WHAT YOU WILL DO:
What follows is a block of records; reproduce all of it verbatim.

[Dataset rows about figures]
+===+
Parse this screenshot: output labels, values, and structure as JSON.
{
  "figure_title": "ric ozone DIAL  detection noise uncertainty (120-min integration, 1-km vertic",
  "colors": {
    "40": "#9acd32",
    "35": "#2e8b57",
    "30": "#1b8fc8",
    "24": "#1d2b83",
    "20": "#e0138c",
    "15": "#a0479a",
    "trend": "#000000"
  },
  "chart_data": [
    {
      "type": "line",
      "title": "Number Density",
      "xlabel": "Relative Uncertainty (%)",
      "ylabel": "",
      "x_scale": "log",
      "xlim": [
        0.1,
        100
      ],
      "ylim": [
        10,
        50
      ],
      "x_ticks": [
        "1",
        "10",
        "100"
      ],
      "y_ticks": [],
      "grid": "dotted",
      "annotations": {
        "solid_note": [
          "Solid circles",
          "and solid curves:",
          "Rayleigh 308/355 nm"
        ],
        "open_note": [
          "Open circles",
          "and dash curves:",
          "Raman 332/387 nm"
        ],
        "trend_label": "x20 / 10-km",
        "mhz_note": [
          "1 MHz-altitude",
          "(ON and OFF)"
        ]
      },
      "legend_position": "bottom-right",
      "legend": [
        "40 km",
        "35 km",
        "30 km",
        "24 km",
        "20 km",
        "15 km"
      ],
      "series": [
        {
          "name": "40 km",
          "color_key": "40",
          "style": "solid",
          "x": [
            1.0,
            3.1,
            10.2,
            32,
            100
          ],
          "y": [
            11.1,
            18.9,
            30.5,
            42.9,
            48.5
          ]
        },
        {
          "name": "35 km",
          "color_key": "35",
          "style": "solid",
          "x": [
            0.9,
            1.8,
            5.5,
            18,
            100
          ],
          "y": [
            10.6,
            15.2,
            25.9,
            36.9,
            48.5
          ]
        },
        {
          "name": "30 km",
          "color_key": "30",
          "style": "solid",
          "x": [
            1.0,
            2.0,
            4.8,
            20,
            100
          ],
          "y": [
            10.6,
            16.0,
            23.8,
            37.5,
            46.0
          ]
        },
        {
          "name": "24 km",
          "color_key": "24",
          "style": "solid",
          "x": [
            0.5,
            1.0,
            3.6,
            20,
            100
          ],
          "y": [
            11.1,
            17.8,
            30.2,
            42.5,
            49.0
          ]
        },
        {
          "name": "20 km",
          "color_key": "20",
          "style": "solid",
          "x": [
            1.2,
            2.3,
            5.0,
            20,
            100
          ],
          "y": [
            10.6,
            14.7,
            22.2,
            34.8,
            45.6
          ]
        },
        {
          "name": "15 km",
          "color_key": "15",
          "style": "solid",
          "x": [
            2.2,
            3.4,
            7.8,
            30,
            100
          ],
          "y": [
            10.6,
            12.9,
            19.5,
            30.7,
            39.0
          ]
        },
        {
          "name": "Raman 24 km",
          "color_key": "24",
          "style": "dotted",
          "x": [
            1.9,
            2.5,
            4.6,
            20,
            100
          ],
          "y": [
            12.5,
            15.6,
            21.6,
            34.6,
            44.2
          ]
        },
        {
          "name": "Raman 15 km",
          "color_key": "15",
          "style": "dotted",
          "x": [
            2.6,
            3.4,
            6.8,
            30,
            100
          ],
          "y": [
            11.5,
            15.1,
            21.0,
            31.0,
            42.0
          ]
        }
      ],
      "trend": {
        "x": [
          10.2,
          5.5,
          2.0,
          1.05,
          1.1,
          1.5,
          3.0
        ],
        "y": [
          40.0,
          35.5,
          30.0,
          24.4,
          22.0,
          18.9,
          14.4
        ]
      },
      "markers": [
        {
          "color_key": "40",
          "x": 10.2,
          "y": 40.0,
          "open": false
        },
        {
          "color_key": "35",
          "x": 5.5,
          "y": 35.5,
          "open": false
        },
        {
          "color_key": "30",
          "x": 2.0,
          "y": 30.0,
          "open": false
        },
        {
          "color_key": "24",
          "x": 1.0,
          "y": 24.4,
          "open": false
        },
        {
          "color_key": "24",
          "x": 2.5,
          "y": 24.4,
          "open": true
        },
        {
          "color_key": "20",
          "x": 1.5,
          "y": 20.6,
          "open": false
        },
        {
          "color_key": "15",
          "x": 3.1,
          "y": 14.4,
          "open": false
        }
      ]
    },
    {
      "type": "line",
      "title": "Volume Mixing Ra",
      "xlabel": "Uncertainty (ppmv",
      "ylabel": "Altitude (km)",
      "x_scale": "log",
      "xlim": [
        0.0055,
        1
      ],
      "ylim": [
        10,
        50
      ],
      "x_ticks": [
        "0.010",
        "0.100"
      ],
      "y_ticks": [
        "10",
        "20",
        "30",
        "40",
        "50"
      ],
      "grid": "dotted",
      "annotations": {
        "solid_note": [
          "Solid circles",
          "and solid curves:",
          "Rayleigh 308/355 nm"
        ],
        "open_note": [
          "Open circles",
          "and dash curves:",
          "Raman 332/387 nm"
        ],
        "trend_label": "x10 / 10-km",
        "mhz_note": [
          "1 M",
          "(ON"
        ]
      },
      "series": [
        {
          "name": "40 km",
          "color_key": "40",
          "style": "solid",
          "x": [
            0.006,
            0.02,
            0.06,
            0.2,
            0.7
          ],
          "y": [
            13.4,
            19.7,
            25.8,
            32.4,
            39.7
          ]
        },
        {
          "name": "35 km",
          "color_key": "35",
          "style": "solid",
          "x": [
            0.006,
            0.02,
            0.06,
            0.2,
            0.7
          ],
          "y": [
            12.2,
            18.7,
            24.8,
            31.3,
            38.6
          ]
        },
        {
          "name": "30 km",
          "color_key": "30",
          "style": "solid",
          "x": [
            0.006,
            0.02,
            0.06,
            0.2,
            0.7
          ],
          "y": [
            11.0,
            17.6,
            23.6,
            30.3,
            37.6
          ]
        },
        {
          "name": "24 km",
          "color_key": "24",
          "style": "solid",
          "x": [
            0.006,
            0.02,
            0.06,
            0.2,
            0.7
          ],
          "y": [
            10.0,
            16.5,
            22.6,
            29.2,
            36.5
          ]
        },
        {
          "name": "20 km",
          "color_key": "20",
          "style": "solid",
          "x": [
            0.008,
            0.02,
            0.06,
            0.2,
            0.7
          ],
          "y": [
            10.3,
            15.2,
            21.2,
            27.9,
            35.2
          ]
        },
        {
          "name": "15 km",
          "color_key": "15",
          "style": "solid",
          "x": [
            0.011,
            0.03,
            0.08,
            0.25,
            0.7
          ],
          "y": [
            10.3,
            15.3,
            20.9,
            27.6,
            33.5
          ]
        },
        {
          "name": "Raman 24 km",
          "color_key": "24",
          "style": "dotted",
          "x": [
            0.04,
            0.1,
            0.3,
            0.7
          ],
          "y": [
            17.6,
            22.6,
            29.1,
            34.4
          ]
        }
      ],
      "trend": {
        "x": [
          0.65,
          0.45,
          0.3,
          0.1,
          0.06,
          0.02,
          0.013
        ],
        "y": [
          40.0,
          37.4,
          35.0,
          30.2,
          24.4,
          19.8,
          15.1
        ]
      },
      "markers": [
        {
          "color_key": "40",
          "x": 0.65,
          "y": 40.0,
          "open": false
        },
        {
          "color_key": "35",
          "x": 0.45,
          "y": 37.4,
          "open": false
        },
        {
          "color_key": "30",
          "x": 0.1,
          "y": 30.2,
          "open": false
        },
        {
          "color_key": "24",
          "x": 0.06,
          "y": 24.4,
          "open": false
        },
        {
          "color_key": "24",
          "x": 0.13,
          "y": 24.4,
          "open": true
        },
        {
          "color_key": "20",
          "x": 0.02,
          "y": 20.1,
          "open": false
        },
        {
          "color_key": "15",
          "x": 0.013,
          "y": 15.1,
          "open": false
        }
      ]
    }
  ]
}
+===+
RESULT:
Parse this screenshot: output labels, values, and structure as JSON.
{
  "figure_title": "ric ozone DIAL  detection noise uncertainty (120-min integration, 1-km vertic",
  "colors": {
    "40": "#9acd32",
    "35": "#2e8b57",
    "30": "#1b8fc8",
    "24": "#1d2b83",
    "20": "#e0138c",
    "15": "#a0479a",
    "trend": "#000000"
  },
  "chart_data": [
    {
      "type": "line",
      "title": "Number Density",
      "xlabel": "Relative Uncertainty (%)",
      "ylabel": "",
      "x_scale": "log",
      "xlim": [
        0.1,
        100
      ],
      "ylim": [
        10,
        50
      ],
      "x_ticks": [
        "1",
        "10",
        "100"
      ],
      "y_ticks": [],
      "grid": "dotted",
      "annotations": {
        "solid_note": [
          "Solid circles",
          "and solid curves:",
          "Rayleigh 308/355 nm"
        ],
        "open_note": [
          "Open circles",
          "and dash curves:",
          "Raman 332/387 nm"
        ],
        "trend_label": "x20 / 10-km",
        "mhz_note": [
          "1 MHz-altitude",
          "(ON and OFF)"
        ]
      },
      "legend_position": "bottom-right",
      "legend": [
        "40 km",
        "35 km",
        "30 km",
        "24 km",
        "20 km",
        "15 km"
      ],
      "series": [
        {
          "name": "40 km",
          "color_key": "40",
          "style": "solid",
          "x": [
            1.0,
            3.1,
            10.2,
            32,
            100
          ],
          "y": [
            11.1,
            18.9,
            30.5,
            42.9,
            48.5
          ]
        },
        {
          "name": "35 km",
          "color_key": "35",
          "style": "solid",
          "x": [
            0.9,
            1.8,
            5.5,
            18,
            100
          ],
          "y": [
            10.6,
            15.2,
            25.9,
            36.9,
            48.5
          ]
        },
        {
          "name": "30 km",
          "color_key": "30",
          "style": "solid",
          "x": [
            1.0,
            2.0,
            4.8,
            20,
            100
          ],
          "y": [
            10.6,
            16.0,
            23.8,
            37.5,
            46.0
          ]
        },
        {
          "name": "24 km",
          "color_key": "24",
          "style": "solid",
          "x": [
            0.5,
            1.0,
            3.6,
            20,
            100
          ],
          "y": [
            11.1,
            17.8,
            30.2,
            42.5,
            49.0
          ]
        },
        {
          "name": "20 km",
          "color_key": "20",
          "style": "solid",
          "x": [
            1.2,
            2.3,
            5.0,
            20,
            100
          ],
          "y": [
            10.6,
            14.7,
            22.2,
            34.8,
            45.6
          ]
        },
        {
          "name": "15 km",
          "color_key": "15",
          "style": "solid",
          "x": [
            2.2,
            3.4,
            7.8,
            30,
            100
          ],
          "y": [
            10.6,
            12.9,
            19.5,
            30.7,
            39.0
          ]
        },
        {
          "name": "Raman 24 km",
          "color_key": "24",
          "style": "dotted",
          "x": [
            1.9,
            2.5,
            4.6,
            20,
            100
          ],
          "y": [
            12.5,
            15.6,
            21.6,
            34.6,
            44.2
          ]
        },
        {
          "name": "Raman 15 km",
          "color_key": "15",
          "style": "dotted",
          "x": [
            2.6,
            3.4,
            6.8,
            30,
            100
          ],
          "y": [
            11.5,
            15.1,
            21.0,
            31.0,
            42.0
          ]
        }
      ],
      "trend": {
        "x": [
          10.2,
          5.5,
          2.0,
          1.05,
          1.1,
          1.5,
          3.0
        ],
        "y": [
          40.0,
          35.5,
          30.0,
          24.4,
          22.0,
          18.9,
          14.4
        ]
      },
      "markers": [
        {
          "color_key": "40",
          "x": 10.2,
          "y": 40.0,
          "open": false
        },
        {
          "color_key": "35",
          "x": 5.5,
          "y": 35.5,
          "open": false
        },
        {
          "color_key": "30",
          "x": 2.0,
          "y": 30.0,
          "open": false
        },
        {
          "color_key": "24",
          "x": 1.0,
          "y": 24.4,
          "open": false
        },
        {
          "color_key": "24",
          "x": 2.5,
          "y": 24.4,
          "open": true
        },
        {
          "color_key": "20",
          "x": 1.5,
          "y": 20.6,
          "open": false
        },
        {
          "color_key": "15",
          "x": 3.1,
          "y": 14.4,
          "open": false
        }
      ]
    },
    {
      "type": "line",
      "title": "Volume Mixing Ra",
      "xlabel": "Uncertainty (ppmv",
      "ylabel": "Altitude (km)",
      "x_scale": "log",
      "xlim": [
        0.0055,
        1
      ],
      "ylim": [
        10,
        50
      ],
      "x_ticks": [
        "0.010",
        "0.100"
      ],
      "y_ticks": [
        "10",
        "20",
        "30",
        "40",
        "50"
      ],
      "grid": "dotted",
      "annotations": {
        "solid_note": [
          "Solid circles",
          "and solid curves:",
          "Rayleigh 308/355 nm"
        ],
        "open_note": [
          "Open circles",
          "and dash curves:",
          "Raman 332/387 nm"
        ],
        "trend_label": "x10 / 10-km",
        "mhz_note": [
          "1 M",
          "(ON"
        ]
      },
      "series": [
        {
          "name": "40 km",
          "color_key": "40",
          "style": "solid",
          "x": [
            0.006,
            0.02,
            0.06,
            0.2,
            0.7
          ],
          "y": [
            13.4,
            19.7,
            25.8,
            32.4,
            39.7
          ]
        },
        {
          "name": "35 km",
          "color_key": "35",
          "style": "solid",
          "x": [
            0.006,
            0.02,
            0.06,
            0.2,
            0.7
          ],
          "y": [
            12.2,
            18.7,
            24.8,
            31.3,
            38.6
          ]
        },
        {
          "name": "30 km",
          "color_key": "30",
          "style": "solid",
          "x": [
            0.006,
            0.02,
            0.06,
            0.2,
            0.7
          ],
          "y": [
            11.0,
            17.6,
            23.6,
            30.3,
            37.6
          ]
        },
        {
          "name": "24 km",
          "color_key": "24",
          "style": "solid",
          "x": [
            0.006,
            0.02,
            0.06,
            0.2,
            0.7
          ],
          "y": [
            10.0,
            16.5,
            22.6,
            29.2,
            36.5
          ]
        },
        {
          "name": "20 km",
          "color_key": "20",
          "style": "solid",
          "x": [
            0.008,
            0.02,
            0.06,
            0.2,
            0.7
          ],
          "y": [
            10.3,
            15.2,
            21.2,
            27.9,
            35.2
          ]
        },
        {
          "name": "15 km",
          "color_key": "15",
          "style": "solid",
          "x": [
            0.011,
            0.03,
            0.08,
            0.25,
            0.7
          ],
          "y": [
            10.3,
            15.3,
            20.9,
            27.6,
            33.5
          ]
        },
        {
          "name": "Raman 24 km",
          "color_key": "24",
          "style": "dotted",
          "x": [
            0.04,
            0.1,
            0.3,
            0.7
          ],
          "y": [
            17.6,
            22.6,
            29.1,
            34.4
          ]
        }
      ],
      "trend": {
        "x": [
          0.65,
          0.45,
          0.3,
          0.1,
          0.06,
          0.02,
          0.013
        ],
        "y": [
          40.0,
          37.4,
          35.0,
          30.2,
          24.4,
          19.8,
          15.1
        ]
      },
      "markers": [
        {
          "color_key": "40",
          "x": 0.65,
          "y": 40.0,
          "open": false
        },
        {
          "color_key": "35",
          "x": 0.45,
          "y": 37.4,
          "open": false
        },
        {
          "color_key": "30",
          "x": 0.1,
          "y": 30.2,
          "open": false
        },
        {
          "color_key": "24",
          "x": 0.06,
          "y": 24.4,
          "open": false
        },
        {
          "color_key": "24",
          "x": 0.13,
          "y": 24.4,
          "open": true
        },
        {
          "color_key": "20",
          "x": 0.02,
          "y": 20.1,
          "open": false
        },
        {
          "color_key": "15",
          "x": 0.013,
          "y": 15.1,
          "open": false
        }
      ]
    }
  ]
}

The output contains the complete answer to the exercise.